## Work instructions
Write each line out exactly, leaving none out.

## Task input
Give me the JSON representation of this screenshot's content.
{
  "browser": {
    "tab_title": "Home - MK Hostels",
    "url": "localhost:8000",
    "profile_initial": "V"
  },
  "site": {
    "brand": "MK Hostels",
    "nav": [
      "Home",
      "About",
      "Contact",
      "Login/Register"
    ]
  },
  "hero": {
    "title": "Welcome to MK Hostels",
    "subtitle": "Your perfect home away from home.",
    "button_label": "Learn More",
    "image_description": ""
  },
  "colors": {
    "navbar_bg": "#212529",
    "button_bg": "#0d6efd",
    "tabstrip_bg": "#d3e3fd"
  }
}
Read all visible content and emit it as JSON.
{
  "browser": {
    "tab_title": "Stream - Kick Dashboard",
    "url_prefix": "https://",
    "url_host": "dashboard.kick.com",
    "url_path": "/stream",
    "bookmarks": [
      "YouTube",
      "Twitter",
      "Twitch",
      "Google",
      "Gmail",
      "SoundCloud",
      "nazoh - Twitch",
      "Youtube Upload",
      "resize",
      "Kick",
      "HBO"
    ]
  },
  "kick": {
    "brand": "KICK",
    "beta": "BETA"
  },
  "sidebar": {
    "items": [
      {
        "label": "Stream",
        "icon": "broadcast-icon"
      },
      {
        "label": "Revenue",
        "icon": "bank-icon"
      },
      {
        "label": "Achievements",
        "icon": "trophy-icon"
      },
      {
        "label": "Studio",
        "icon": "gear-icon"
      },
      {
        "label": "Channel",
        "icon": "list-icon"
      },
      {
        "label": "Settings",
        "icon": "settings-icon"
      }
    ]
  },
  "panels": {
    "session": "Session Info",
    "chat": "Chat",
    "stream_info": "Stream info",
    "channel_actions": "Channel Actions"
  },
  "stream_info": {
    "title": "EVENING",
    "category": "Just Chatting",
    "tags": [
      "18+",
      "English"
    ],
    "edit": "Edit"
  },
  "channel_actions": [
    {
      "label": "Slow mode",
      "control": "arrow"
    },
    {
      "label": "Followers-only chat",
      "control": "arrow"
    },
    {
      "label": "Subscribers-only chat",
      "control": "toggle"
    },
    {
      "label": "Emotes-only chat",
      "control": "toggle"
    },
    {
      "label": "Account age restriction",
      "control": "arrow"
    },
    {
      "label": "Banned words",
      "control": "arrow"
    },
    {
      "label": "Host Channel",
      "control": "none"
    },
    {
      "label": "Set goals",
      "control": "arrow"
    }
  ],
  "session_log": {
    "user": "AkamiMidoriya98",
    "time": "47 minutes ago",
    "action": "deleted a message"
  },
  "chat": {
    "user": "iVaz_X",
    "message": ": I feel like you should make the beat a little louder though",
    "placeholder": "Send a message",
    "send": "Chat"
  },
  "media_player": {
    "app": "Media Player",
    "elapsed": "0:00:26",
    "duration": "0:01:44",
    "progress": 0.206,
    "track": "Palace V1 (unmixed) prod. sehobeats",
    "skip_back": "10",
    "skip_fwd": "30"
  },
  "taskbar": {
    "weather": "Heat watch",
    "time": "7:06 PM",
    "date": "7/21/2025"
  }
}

## Response to the task
Give me the JSON representation of this screenshot's content.
{
  "browser": {
    "tab_title": "Home - MK Hostels",
    "url": "localhost:8000",
    "profile_initial": "V"
  },
  "site": {
    "brand": "MK Hostels",
    "nav": [
      "Home",
      "About",
      "Contact",
      "Login/Register"
    ]
  },
  "hero": {
    "title": "Welcome to MK Hostels",
    "subtitle": "Your perfect home away from home.",
    "button_label": "Learn More",
    "image_description": ""
  },
  "colors": {
    "navbar_bg": "#212529",
    "button_bg": "#0d6efd",
    "tabstrip_bg": "#d3e3fd"
  }
}
Read all visible content and emit it as JSON.
{
  "browser": {
    "tab_title": "Stream - Kick Dashboard",
    "url_prefix": "https://",
    "url_host": "dashboard.kick.com",
    "url_path": "/stream",
    "bookmarks": [
      "YouTube",
      "Twitter",
      "Twitch",
      "Google",
      "Gmail",
      "SoundCloud",
      "nazoh - Twitch",
      "Youtube Upload",
      "resize",
      "Kick",
      "HBO"
    ]
  },
  "kick": {
    "brand": "KICK",
    "beta": "BETA"
  },
  "sidebar": {
    "items": [
      {
        "label": "Stream",
        "icon": "broadcast-icon"
      },
      {
        "label": "Revenue",
        "icon": "bank-icon"
      },
      {
        "label": "Achievements",
        "icon": "trophy-icon"
      },
      {
        "label": "Studio",
        "icon": "gear-icon"
      },
      {
        "label": "Channel",
        "icon": "list-icon"
      },
      {
        "label": "Settings",
        "icon": "settings-icon"
      }
    ]
  },
  "panels": {
    "session": "Session Info",
    "chat": "Chat",
    "stream_info": "Stream info",
    "channel_actions": "Channel Actions"
  },
  "stream_info": {
    "title": "EVENING",
    "category": "Just Chatting",
    "tags": [
      "18+",
      "English"
    ],
    "edit": "Edit"
  },
  "channel_actions": [
    {
      "label": "Slow mode",
      "control": "arrow"
    },
    {
      "label": "Followers-only chat",
      "control": "arrow"
    },
    {
      "label": "Subscribers-only chat",
      "control": "toggle"
    },
    {
      "label": "Emotes-only chat",
      "control": "toggle"
    },
    {
      "label": "Account age restriction",
      "control": "arrow"
    },
    {
      "label": "Banned words",
      "control": "arrow"
    },
    {
      "label": "Host Channel",
      "control": "none"
    },
    {
      "label": "Set goals",
      "control": "arrow"
    }
  ],
  "session_log": {
    "user": "AkamiMidoriya98",
    "time": "47 minutes ago",
    "action": "deleted a message"
  },
  "chat": {
    "user": "iVaz_X",
    "message": ": I feel like you should make the beat a little louder though",
    "placeholder": "Send a message",
    "send": "Chat"
  },
  "media_player": {
    "app": "Media Player",
    "elapsed": "0:00:26",
    "duration": "0:01:44",
    "progress": 0.206,
    "track": "Palace V1 (unmixed) prod. sehobeats",
    "skip_back": "10",
    "skip_fwd": "30"
  },
  "taskbar": {
    "weather": "Heat watch",
    "time": "7:06 PM",
    "date": "7/21/2025"
  }
}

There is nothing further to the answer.